## Exercise prompt
Restate the full listing word for word and leave the pictures out.

╭─ Stored records

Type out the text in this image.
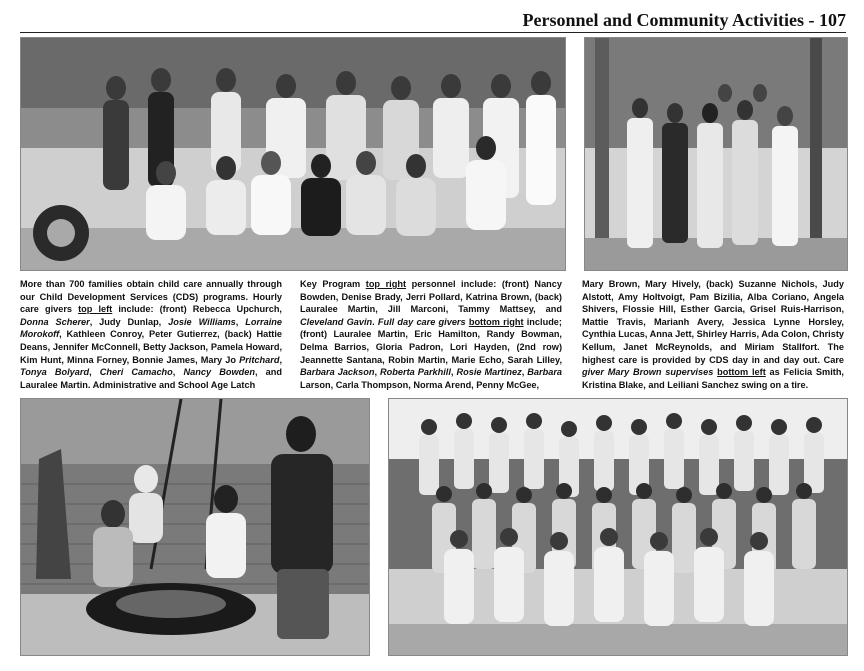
Personnel and Community Activities - 107
More than 700 families obtain child care annually through our Child Development Services (CDS) programs. Hourly care givers top left include: (front) Rebecca Upchurch, Donna Scherer, Judy Dunlap, Josie Williams, Lorraine Morokoff, Kathleen Conroy, Peter Gutierrez, (back) Hattie Deans, Jennifer McConnell, Betty Jackson, Pamela Howard, Kim Hunt, Minna Forney, Bonnie James, Mary Jo Pritchard, Tonya Bolyard, Cheri Camacho, Nancy Bowden, and Lauralee Martin. Administrative and School Age Latch
Key Program top right personnel include: (front) Nancy Bowden, Denise Brady, Jerri Pollard, Katrina Brown, (back) Lauralee Martin, Jill Marconi, Tammy Mattsey, and Cleveland Gavin. Full day care givers bottom right include; (front) Lauralee Martin, Eric Hamilton, Randy Bowman, Delma Barrios, Gloria Padron, Lori Hayden, (2nd row) Jeannette Santana, Robin Martin, Marie Echo, Sarah Lilley, Barbara Jackson, Roberta Parkhill, Rosie Martinez, Barbara Larson, Carla Thompson, Norma Arend, Penny McGee,
Mary Brown, Mary Hively, (back) Suzanne Nichols, Judy Alstott, Amy Holtvoigt, Pam Bizilia, Alba Coriano, Angela Shivers, Flossie Hill, Esther Garcia, Grisel Ruis-Harrison, Mattie Travis, Marianh Avery, Jessica Lynne Horsley, Cynthia Lucas, Anna Jett, Shirley Harris, Ada Colon, Christy Kellum, Janet McReynolds, and Miriam Stallfort. The highest care is provided by CDS day in and day out. Care giver Mary Brown supervises bottom left as Felicia Smith, Kristina Blake, and Leiliani Sanchez swing on a tire.
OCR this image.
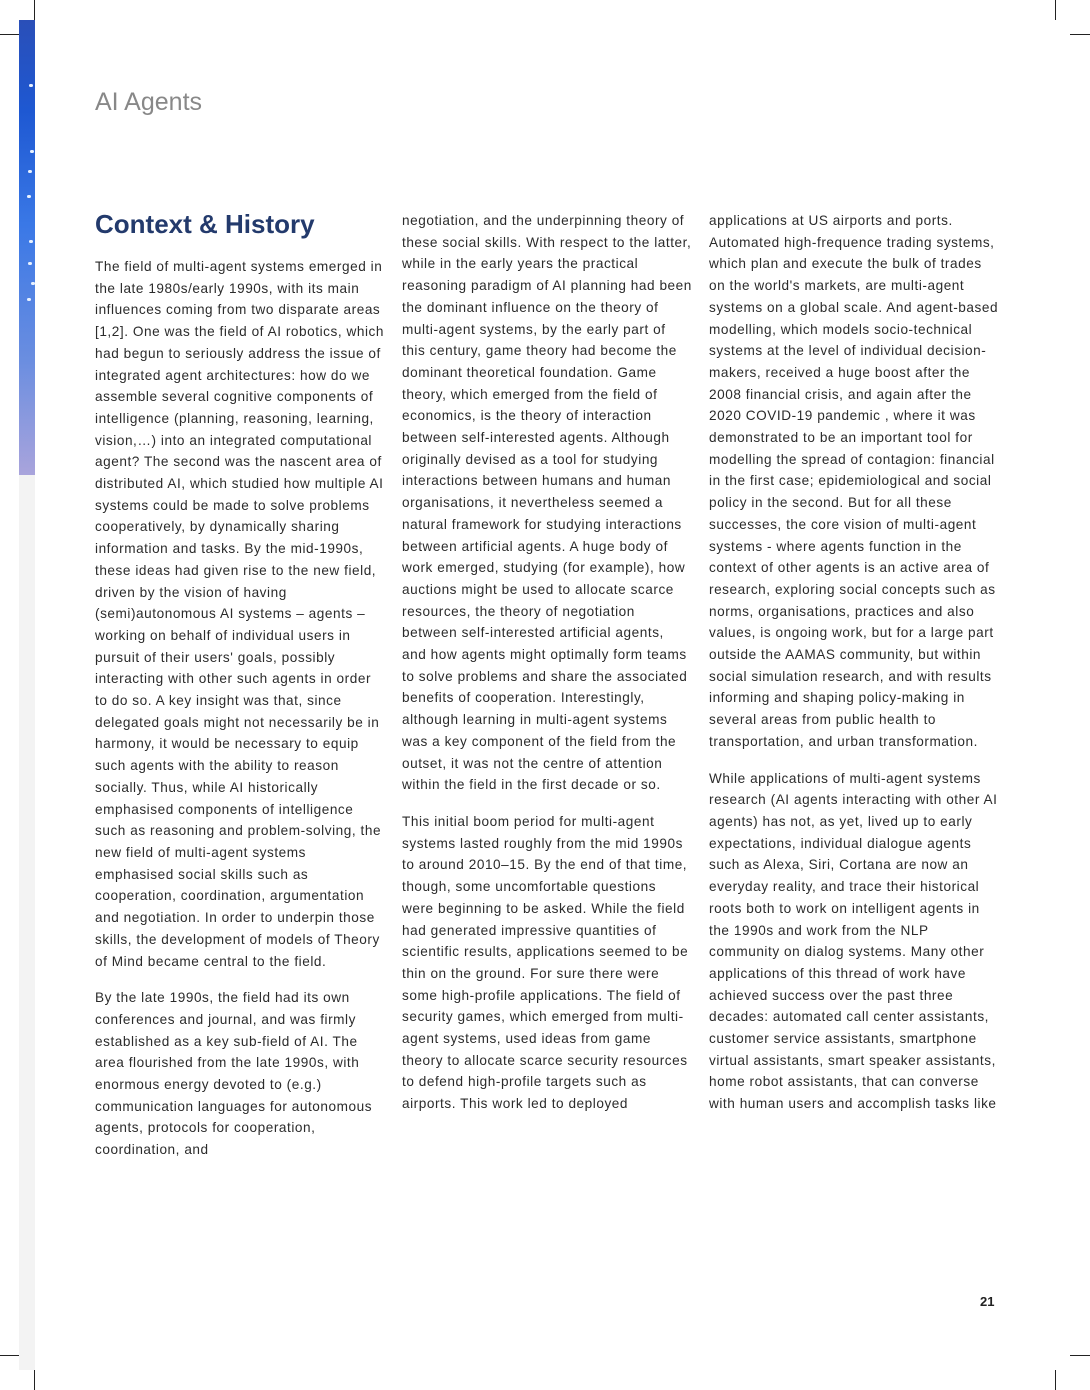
AI Agents
Context & History

The field of multi-agent systems emerged in the late 1980s/early 1990s, with its main influences coming from two disparate areas [1,2]. One was the field of AI robotics, which had begun to seriously address the issue of integrated agent architectures: how do we assemble several cognitive components of intelligence (planning, reasoning, learning, vision,…) into an integrated computational agent? The second was the nascent area of distributed AI, which studied how multiple AI systems could be made to solve problems cooperatively, by dynamically sharing information and tasks. By the mid-1990s, these ideas had given rise to the new field, driven by the vision of having (semi)autonomous AI systems – agents – working on behalf of individual users in pursuit of their users' goals, possibly interacting with other such agents in order to do so. A key insight was that, since delegated goals might not necessarily be in harmony, it would be necessary to equip such agents with the ability to reason socially. Thus, while AI historically emphasised components of intelligence such as reasoning and problem-solving, the new field of multi-agent systems emphasised social skills such as cooperation, coordination, argumentation and negotiation. In order to underpin those skills, the development of models of Theory of Mind became central to the field.

By the late 1990s, the field had its own conferences and journal, and was firmly established as a key sub-field of AI. The area flourished from the late 1990s, with enormous energy devoted to (e.g.) communication languages for autonomous agents, protocols for cooperation, coordination, and

negotiation, and the underpinning theory of these social skills. With respect to the latter, while in the early years the practical reasoning paradigm of AI planning had been the dominant influence on the theory of multi-agent systems, by the early part of this century, game theory had become the dominant theoretical foundation. Game theory, which emerged from the field of economics, is the theory of interaction between self-interested agents. Although originally devised as a tool for studying interactions between humans and human organisations, it nevertheless seemed a natural framework for studying interactions between artificial agents. A huge body of work emerged, studying (for example), how auctions might be used to allocate scarce resources, the theory of negotiation between self-interested artificial agents, and how agents might optimally form teams to solve problems and share the associated benefits of cooperation. Interestingly, although learning in multi-agent systems was a key component of the field from the outset, it was not the centre of attention within the field in the first decade or so.

This initial boom period for multi-agent systems lasted roughly from the mid 1990s to around 2010–15. By the end of that time, though, some uncomfortable questions were beginning to be asked. While the field had generated impressive quantities of scientific results, applications seemed to be thin on the ground. For sure there were some high-profile applications. The field of security games, which emerged from multi-agent systems, used ideas from game theory to allocate scarce security resources to defend high-profile targets such as airports. This work led to deployed

applications at US airports and ports. Automated high-frequence trading systems, which plan and execute the bulk of trades on the world's markets, are multi-agent systems on a global scale. And agent-based modelling, which models socio-technical systems at the level of individual decision-makers, received a huge boost after the 2008 financial crisis, and again after the 2020 COVID-19 pandemic , where it was demonstrated to be an important tool for modelling the spread of contagion: financial in the first case; epidemiological and social policy in the second. But for all these successes, the core vision of multi-agent systems - where agents function in the context of other agents is an active area of research, exploring social concepts such as norms, organisations, practices and also values, is ongoing work, but for a large part outside the AAMAS community, but within social simulation research, and with results informing and shaping policy-making in several areas from public health to transportation, and urban transformation.

While applications of multi-agent systems research (AI agents interacting with other AI agents) has not, as yet, lived up to early expectations, individual dialogue agents such as Alexa, Siri, Cortana are now an everyday reality, and trace their historical roots both to work on intelligent agents in the 1990s and work from the NLP community on dialog systems. Many other applications of this thread of work have achieved success over the past three decades: automated call center assistants, customer service assistants, smartphone virtual assistants, smart speaker assistants, home robot assistants, that can converse with human users and accomplish tasks like

21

╰─

## Written response
Type out the text in this image.
Personnel and Community Activities - 107
More than 700 families obtain child care annually through our Child Development Services (CDS) programs. Hourly care givers top left include: (front) Rebecca Upchurch, Donna Scherer, Judy Dunlap, Josie Williams, Lorraine Morokoff, Kathleen Conroy, Peter Gutierrez, (back) Hattie Deans, Jennifer McConnell, Betty Jackson, Pamela Howard, Kim Hunt, Minna Forney, Bonnie James, Mary Jo Pritchard, Tonya Bolyard, Cheri Camacho, Nancy Bowden, and Lauralee Martin. Administrative and School Age Latch
Key Program top right personnel include: (front) Nancy Bowden, Denise Brady, Jerri Pollard, Katrina Brown, (back) Lauralee Martin, Jill Marconi, Tammy Mattsey, and Cleveland Gavin. Full day care givers bottom right include; (front) Lauralee Martin, Eric Hamilton, Randy Bowman, Delma Barrios, Gloria Padron, Lori Hayden, (2nd row) Jeannette Santana, Robin Martin, Marie Echo, Sarah Lilley, Barbara Jackson, Roberta Parkhill, Rosie Martinez, Barbara Larson, Carla Thompson, Norma Arend, Penny McGee,
Mary Brown, Mary Hively, (back) Suzanne Nichols, Judy Alstott, Amy Holtvoigt, Pam Bizilia, Alba Coriano, Angela Shivers, Flossie Hill, Esther Garcia, Grisel Ruis-Harrison, Mattie Travis, Marianh Avery, Jessica Lynne Horsley, Cynthia Lucas, Anna Jett, Shirley Harris, Ada Colon, Christy Kellum, Janet McReynolds, and Miriam Stallfort. The highest care is provided by CDS day in and day out. Care giver Mary Brown supervises bottom left as Felicia Smith, Kristina Blake, and Leiliani Sanchez swing on a tire.
OCR this image.
AI Agents
Context & History

The field of multi-agent systems emerged in the late 1980s/early 1990s, with its main influences coming from two disparate areas [1,2]. One was the field of AI robotics, which had begun to seriously address the issue of integrated agent architectures: how do we assemble several cognitive components of intelligence (planning, reasoning, learning, vision,…) into an integrated computational agent? The second was the nascent area of distributed AI, which studied how multiple AI systems could be made to solve problems cooperatively, by dynamically sharing information and tasks. By the mid-1990s, these ideas had given rise to the new field, driven by the vision of having (semi)autonomous AI systems – agents – working on behalf of individual users in pursuit of their users' goals, possibly interacting with other such agents in order to do so. A key insight was that, since delegated goals might not necessarily be in harmony, it would be necessary to equip such agents with the ability to reason socially. Thus, while AI historically emphasised components of intelligence such as reasoning and problem-solving, the new field of multi-agent systems emphasised social skills such as cooperation, coordination, argumentation and negotiation. In order to underpin those skills, the development of models of Theory of Mind became central to the field.

By the late 1990s, the field had its own conferences and journal, and was firmly established as a key sub-field of AI. The area flourished from the late 1990s, with enormous energy devoted to (e.g.) communication languages for autonomous agents, protocols for cooperation, coordination, and

negotiation, and the underpinning theory of these social skills. With respect to the latter, while in the early years the practical reasoning paradigm of AI planning had been the dominant influence on the theory of multi-agent systems, by the early part of this century, game theory had become the dominant theoretical foundation. Game theory, which emerged from the field of economics, is the theory of interaction between self-interested agents. Although originally devised as a tool for studying interactions between humans and human organisations, it nevertheless seemed a natural framework for studying interactions between artificial agents. A huge body of work emerged, studying (for example), how auctions might be used to allocate scarce resources, the theory of negotiation between self-interested artificial agents, and how agents might optimally form teams to solve problems and share the associated benefits of cooperation. Interestingly, although learning in multi-agent systems was a key component of the field from the outset, it was not the centre of attention within the field in the first decade or so.

This initial boom period for multi-agent systems lasted roughly from the mid 1990s to around 2010–15. By the end of that time, though, some uncomfortable questions were beginning to be asked. While the field had generated impressive quantities of scientific results, applications seemed to be thin on the ground. For sure there were some high-profile applications. The field of security games, which emerged from multi-agent systems, used ideas from game theory to allocate scarce security resources to defend high-profile targets such as airports. This work led to deployed

applications at US airports and ports. Automated high-frequence trading systems, which plan and execute the bulk of trades on the world's markets, are multi-agent systems on a global scale. And agent-based modelling, which models socio-technical systems at the level of individual decision-makers, received a huge boost after the 2008 financial crisis, and again after the 2020 COVID-19 pandemic , where it was demonstrated to be an important tool for modelling the spread of contagion: financial in the first case; epidemiological and social policy in the second. But for all these successes, the core vision of multi-agent systems - where agents function in the context of other agents is an active area of research, exploring social concepts such as norms, organisations, practices and also values, is ongoing work, but for a large part outside the AAMAS community, but within social simulation research, and with results informing and shaping policy-making in several areas from public health to transportation, and urban transformation.

While applications of multi-agent systems research (AI agents interacting with other AI agents) has not, as yet, lived up to early expectations, individual dialogue agents such as Alexa, Siri, Cortana are now an everyday reality, and trace their historical roots both to work on intelligent agents in the 1990s and work from the NLP community on dialog systems. Many other applications of this thread of work have achieved success over the past three decades: automated call center assistants, customer service assistants, smartphone virtual assistants, smart speaker assistants, home robot assistants, that can converse with human users and accomplish tasks like

21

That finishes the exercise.